- **What the exercise asks**: Select the lines below containing the word "ylabel".

Dataset listings of figures:
============================================================

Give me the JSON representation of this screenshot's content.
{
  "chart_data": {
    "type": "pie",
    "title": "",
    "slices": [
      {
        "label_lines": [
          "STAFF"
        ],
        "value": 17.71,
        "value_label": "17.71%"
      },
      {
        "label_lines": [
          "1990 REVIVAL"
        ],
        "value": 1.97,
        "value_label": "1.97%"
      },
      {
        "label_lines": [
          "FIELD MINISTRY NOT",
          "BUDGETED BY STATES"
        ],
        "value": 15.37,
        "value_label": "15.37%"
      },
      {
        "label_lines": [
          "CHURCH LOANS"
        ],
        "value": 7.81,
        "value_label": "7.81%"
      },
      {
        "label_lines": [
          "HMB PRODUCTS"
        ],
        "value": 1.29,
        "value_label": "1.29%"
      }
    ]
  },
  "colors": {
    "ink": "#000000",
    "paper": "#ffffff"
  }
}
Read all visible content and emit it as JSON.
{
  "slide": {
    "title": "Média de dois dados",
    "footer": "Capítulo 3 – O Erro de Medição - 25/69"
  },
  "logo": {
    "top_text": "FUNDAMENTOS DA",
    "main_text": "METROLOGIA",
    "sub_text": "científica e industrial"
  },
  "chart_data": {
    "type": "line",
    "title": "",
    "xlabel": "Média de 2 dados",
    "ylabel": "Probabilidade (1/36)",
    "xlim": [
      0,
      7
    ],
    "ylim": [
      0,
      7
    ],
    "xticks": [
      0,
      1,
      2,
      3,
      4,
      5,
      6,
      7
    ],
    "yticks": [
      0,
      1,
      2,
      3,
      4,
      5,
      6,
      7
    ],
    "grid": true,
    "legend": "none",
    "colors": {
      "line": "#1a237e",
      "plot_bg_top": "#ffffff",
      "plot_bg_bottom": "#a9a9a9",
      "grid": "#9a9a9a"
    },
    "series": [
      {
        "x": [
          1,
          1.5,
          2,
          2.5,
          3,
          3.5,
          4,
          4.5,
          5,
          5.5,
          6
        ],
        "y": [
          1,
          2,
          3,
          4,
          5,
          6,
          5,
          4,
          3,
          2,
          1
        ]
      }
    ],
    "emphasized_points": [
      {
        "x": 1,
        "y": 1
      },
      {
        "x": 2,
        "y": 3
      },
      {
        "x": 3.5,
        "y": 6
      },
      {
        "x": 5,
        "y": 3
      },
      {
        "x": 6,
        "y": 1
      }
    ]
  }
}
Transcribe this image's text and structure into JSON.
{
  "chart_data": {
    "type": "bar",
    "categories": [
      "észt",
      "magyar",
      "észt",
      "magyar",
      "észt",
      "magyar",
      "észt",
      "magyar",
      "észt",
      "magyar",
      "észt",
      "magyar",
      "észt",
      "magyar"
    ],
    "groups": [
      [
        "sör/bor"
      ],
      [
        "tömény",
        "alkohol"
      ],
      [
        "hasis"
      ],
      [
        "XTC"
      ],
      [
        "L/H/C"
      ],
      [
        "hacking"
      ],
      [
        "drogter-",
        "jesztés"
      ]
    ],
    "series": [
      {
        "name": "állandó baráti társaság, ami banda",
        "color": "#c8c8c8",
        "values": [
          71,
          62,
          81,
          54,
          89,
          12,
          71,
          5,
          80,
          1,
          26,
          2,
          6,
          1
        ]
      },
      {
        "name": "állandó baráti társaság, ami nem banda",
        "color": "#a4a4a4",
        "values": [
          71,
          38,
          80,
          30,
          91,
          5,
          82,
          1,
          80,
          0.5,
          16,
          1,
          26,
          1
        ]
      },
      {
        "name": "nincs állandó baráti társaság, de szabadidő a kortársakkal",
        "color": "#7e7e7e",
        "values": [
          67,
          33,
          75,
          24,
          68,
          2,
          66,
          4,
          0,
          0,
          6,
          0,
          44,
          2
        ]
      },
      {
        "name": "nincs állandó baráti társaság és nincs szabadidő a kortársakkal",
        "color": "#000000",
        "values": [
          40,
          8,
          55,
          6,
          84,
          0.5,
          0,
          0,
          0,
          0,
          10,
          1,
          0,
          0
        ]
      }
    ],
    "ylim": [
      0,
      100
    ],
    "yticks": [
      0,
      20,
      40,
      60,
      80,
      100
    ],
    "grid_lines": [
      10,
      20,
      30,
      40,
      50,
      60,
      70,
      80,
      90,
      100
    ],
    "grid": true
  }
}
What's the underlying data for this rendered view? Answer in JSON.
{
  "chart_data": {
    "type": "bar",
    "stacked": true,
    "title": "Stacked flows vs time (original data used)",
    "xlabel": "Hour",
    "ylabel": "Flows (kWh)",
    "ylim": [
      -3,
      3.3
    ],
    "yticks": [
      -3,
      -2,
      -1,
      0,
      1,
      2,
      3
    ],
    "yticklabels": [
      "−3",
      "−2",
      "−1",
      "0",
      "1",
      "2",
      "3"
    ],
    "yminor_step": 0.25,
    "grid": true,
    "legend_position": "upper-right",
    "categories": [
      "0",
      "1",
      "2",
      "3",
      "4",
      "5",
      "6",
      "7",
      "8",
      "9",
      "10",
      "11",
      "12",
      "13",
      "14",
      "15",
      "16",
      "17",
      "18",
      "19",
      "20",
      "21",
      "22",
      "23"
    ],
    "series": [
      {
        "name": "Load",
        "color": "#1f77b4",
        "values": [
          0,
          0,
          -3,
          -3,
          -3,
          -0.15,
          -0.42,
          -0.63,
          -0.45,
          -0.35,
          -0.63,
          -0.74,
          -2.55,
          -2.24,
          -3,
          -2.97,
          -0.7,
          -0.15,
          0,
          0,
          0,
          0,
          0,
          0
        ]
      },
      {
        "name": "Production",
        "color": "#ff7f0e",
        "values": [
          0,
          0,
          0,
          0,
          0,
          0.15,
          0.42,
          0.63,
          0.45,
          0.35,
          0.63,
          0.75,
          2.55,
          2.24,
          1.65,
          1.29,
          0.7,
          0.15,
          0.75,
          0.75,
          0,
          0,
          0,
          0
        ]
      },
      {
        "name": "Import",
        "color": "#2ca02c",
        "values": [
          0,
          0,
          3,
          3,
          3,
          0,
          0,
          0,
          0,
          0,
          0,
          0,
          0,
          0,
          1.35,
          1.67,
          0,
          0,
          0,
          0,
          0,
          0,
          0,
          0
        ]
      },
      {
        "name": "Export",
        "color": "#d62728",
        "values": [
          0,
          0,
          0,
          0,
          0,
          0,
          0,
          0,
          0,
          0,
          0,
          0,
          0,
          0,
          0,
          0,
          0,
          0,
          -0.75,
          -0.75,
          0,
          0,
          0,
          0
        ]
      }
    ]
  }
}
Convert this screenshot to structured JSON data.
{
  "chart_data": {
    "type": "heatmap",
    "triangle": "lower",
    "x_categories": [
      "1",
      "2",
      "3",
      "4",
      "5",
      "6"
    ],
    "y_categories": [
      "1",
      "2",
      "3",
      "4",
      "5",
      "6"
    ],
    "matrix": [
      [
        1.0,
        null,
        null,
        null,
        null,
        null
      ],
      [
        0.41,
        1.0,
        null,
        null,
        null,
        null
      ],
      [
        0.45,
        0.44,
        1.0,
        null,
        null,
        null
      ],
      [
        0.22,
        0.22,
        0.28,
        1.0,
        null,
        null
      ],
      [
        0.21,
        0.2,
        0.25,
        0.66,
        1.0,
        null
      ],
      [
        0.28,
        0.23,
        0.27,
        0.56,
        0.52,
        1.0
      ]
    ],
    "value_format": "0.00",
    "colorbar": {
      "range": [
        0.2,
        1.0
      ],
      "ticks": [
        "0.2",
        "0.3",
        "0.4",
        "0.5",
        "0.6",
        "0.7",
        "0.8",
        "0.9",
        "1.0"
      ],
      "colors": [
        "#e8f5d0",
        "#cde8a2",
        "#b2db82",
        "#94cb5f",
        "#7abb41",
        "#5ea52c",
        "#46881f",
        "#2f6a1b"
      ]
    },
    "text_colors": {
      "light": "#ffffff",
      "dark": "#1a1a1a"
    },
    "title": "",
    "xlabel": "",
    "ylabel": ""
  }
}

============================================================

- **Answer to this task**:
    "ylabel": "Probabilidade (1/36)",
    "ylabel": "Flows (kWh)",
    "ylabel": ""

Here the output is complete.